→ **Short task**
Copy the lines that follow, keeping every character the same.

→ **Record set**

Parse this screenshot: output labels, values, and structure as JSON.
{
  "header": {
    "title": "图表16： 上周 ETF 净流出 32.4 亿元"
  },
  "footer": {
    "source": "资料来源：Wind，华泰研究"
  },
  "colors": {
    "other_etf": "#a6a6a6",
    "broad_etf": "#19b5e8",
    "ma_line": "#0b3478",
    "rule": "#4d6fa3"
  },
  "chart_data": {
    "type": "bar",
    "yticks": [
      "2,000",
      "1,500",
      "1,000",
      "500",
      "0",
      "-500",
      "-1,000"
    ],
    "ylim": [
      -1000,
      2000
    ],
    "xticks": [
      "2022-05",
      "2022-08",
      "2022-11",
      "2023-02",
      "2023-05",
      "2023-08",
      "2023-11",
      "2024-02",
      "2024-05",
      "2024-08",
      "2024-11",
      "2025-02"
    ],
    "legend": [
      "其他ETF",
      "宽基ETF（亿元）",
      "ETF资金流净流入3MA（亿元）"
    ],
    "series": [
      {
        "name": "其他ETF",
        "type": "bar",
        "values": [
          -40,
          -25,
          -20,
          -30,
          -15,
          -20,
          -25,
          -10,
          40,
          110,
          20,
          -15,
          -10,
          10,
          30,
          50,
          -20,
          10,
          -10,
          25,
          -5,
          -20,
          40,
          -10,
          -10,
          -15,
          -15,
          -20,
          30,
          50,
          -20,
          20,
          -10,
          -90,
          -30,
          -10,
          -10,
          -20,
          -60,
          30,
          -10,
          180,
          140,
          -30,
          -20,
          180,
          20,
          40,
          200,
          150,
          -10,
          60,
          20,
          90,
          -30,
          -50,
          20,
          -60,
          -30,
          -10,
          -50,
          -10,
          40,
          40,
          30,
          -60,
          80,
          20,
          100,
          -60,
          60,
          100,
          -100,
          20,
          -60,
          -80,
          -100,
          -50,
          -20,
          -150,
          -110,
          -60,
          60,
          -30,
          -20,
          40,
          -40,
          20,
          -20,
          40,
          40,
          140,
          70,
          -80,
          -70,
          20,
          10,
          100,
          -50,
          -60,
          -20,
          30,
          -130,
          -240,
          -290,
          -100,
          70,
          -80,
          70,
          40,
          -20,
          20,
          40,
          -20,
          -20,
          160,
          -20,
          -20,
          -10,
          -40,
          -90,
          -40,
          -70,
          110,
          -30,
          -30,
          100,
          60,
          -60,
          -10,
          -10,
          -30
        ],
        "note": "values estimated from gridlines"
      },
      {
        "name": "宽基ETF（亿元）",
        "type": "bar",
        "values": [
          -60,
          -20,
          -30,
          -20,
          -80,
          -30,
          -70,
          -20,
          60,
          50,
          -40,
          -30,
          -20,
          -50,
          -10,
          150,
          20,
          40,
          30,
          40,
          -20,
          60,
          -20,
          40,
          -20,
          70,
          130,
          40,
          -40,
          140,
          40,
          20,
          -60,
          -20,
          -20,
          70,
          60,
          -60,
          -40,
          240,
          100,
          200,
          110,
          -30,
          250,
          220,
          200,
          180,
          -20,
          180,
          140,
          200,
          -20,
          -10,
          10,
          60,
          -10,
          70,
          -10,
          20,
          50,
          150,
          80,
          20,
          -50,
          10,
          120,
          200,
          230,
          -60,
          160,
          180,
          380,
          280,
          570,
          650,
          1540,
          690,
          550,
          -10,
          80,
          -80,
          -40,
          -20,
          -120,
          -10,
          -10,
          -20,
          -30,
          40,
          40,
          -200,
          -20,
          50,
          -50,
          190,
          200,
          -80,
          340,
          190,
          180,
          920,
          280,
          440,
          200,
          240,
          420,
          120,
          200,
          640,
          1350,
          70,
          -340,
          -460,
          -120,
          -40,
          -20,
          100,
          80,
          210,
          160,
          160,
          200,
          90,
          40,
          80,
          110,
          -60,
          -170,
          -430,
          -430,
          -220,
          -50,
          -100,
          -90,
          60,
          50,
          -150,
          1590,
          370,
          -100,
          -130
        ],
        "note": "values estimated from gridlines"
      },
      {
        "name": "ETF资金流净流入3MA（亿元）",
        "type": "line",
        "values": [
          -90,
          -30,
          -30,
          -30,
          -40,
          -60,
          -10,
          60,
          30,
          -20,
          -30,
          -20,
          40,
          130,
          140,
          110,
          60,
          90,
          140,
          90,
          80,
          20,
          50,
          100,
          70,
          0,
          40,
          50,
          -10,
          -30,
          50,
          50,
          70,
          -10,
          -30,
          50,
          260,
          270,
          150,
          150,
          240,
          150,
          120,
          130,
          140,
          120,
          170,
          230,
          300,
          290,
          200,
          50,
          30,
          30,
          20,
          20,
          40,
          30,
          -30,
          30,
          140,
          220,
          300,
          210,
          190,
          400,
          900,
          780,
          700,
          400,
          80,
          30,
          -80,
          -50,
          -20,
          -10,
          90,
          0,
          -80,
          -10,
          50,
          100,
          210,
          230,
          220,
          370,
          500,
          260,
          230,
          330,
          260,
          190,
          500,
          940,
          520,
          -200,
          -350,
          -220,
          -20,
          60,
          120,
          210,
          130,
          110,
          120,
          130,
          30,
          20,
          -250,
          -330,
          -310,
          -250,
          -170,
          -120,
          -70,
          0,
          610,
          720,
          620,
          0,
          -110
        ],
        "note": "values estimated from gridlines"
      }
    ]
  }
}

→ **Result of this exercise**
Parse this screenshot: output labels, values, and structure as JSON.
{
  "header": {
    "title": "图表16： 上周 ETF 净流出 32.4 亿元"
  },
  "footer": {
    "source": "资料来源：Wind，华泰研究"
  },
  "colors": {
    "other_etf": "#a6a6a6",
    "broad_etf": "#19b5e8",
    "ma_line": "#0b3478",
    "rule": "#4d6fa3"
  },
  "chart_data": {
    "type": "bar",
    "yticks": [
      "2,000",
      "1,500",
      "1,000",
      "500",
      "0",
      "-500",
      "-1,000"
    ],
    "ylim": [
      -1000,
      2000
    ],
    "xticks": [
      "2022-05",
      "2022-08",
      "2022-11",
      "2023-02",
      "2023-05",
      "2023-08",
      "2023-11",
      "2024-02",
      "2024-05",
      "2024-08",
      "2024-11",
      "2025-02"
    ],
    "legend": [
      "其他ETF",
      "宽基ETF（亿元）",
      "ETF资金流净流入3MA（亿元）"
    ],
    "series": [
      {
        "name": "其他ETF",
        "type": "bar",
        "values": [
          -40,
          -25,
          -20,
          -30,
          -15,
          -20,
          -25,
          -10,
          40,
          110,
          20,
          -15,
          -10,
          10,
          30,
          50,
          -20,
          10,
          -10,
          25,
          -5,
          -20,
          40,
          -10,
          -10,
          -15,
          -15,
          -20,
          30,
          50,
          -20,
          20,
          -10,
          -90,
          -30,
          -10,
          -10,
          -20,
          -60,
          30,
          -10,
          180,
          140,
          -30,
          -20,
          180,
          20,
          40,
          200,
          150,
          -10,
          60,
          20,
          90,
          -30,
          -50,
          20,
          -60,
          -30,
          -10,
          -50,
          -10,
          40,
          40,
          30,
          -60,
          80,
          20,
          100,
          -60,
          60,
          100,
          -100,
          20,
          -60,
          -80,
          -100,
          -50,
          -20,
          -150,
          -110,
          -60,
          60,
          -30,
          -20,
          40,
          -40,
          20,
          -20,
          40,
          40,
          140,
          70,
          -80,
          -70,
          20,
          10,
          100,
          -50,
          -60,
          -20,
          30,
          -130,
          -240,
          -290,
          -100,
          70,
          -80,
          70,
          40,
          -20,
          20,
          40,
          -20,
          -20,
          160,
          -20,
          -20,
          -10,
          -40,
          -90,
          -40,
          -70,
          110,
          -30,
          -30,
          100,
          60,
          -60,
          -10,
          -10,
          -30
        ],
        "note": "values estimated from gridlines"
      },
      {
        "name": "宽基ETF（亿元）",
        "type": "bar",
        "values": [
          -60,
          -20,
          -30,
          -20,
          -80,
          -30,
          -70,
          -20,
          60,
          50,
          -40,
          -30,
          -20,
          -50,
          -10,
          150,
          20,
          40,
          30,
          40,
          -20,
          60,
          -20,
          40,
          -20,
          70,
          130,
          40,
          -40,
          140,
          40,
          20,
          -60,
          -20,
          -20,
          70,
          60,
          -60,
          -40,
          240,
          100,
          200,
          110,
          -30,
          250,
          220,
          200,
          180,
          -20,
          180,
          140,
          200,
          -20,
          -10,
          10,
          60,
          -10,
          70,
          -10,
          20,
          50,
          150,
          80,
          20,
          -50,
          10,
          120,
          200,
          230,
          -60,
          160,
          180,
          380,
          280,
          570,
          650,
          1540,
          690,
          550,
          -10,
          80,
          -80,
          -40,
          -20,
          -120,
          -10,
          -10,
          -20,
          -30,
          40,
          40,
          -200,
          -20,
          50,
          -50,
          190,
          200,
          -80,
          340,
          190,
          180,
          920,
          280,
          440,
          200,
          240,
          420,
          120,
          200,
          640,
          1350,
          70,
          -340,
          -460,
          -120,
          -40,
          -20,
          100,
          80,
          210,
          160,
          160,
          200,
          90,
          40,
          80,
          110,
          -60,
          -170,
          -430,
          -430,
          -220,
          -50,
          -100,
          -90,
          60,
          50,
          -150,
          1590,
          370,
          -100,
          -130
        ],
        "note": "values estimated from gridlines"
      },
      {
        "name": "ETF资金流净流入3MA（亿元）",
        "type": "line",
        "values": [
          -90,
          -30,
          -30,
          -30,
          -40,
          -60,
          -10,
          60,
          30,
          -20,
          -30,
          -20,
          40,
          130,
          140,
          110,
          60,
          90,
          140,
          90,
          80,
          20,
          50,
          100,
          70,
          0,
          40,
          50,
          -10,
          -30,
          50,
          50,
          70,
          -10,
          -30,
          50,
          260,
          270,
          150,
          150,
          240,
          150,
          120,
          130,
          140,
          120,
          170,
          230,
          300,
          290,
          200,
          50,
          30,
          30,
          20,
          20,
          40,
          30,
          -30,
          30,
          140,
          220,
          300,
          210,
          190,
          400,
          900,
          780,
          700,
          400,
          80,
          30,
          -80,
          -50,
          -20,
          -10,
          90,
          0,
          -80,
          -10,
          50,
          100,
          210,
          230,
          220,
          370,
          500,
          260,
          230,
          330,
          260,
          190,
          500,
          940,
          520,
          -200,
          -350,
          -220,
          -20,
          60,
          120,
          210,
          130,
          110,
          120,
          130,
          30,
          20,
          -250,
          -330,
          -310,
          -250,
          -170,
          -120,
          -70,
          0,
          610,
          720,
          620,
          0,
          -110
        ],
        "note": "values estimated from gridlines"
      }
    ]
  }
}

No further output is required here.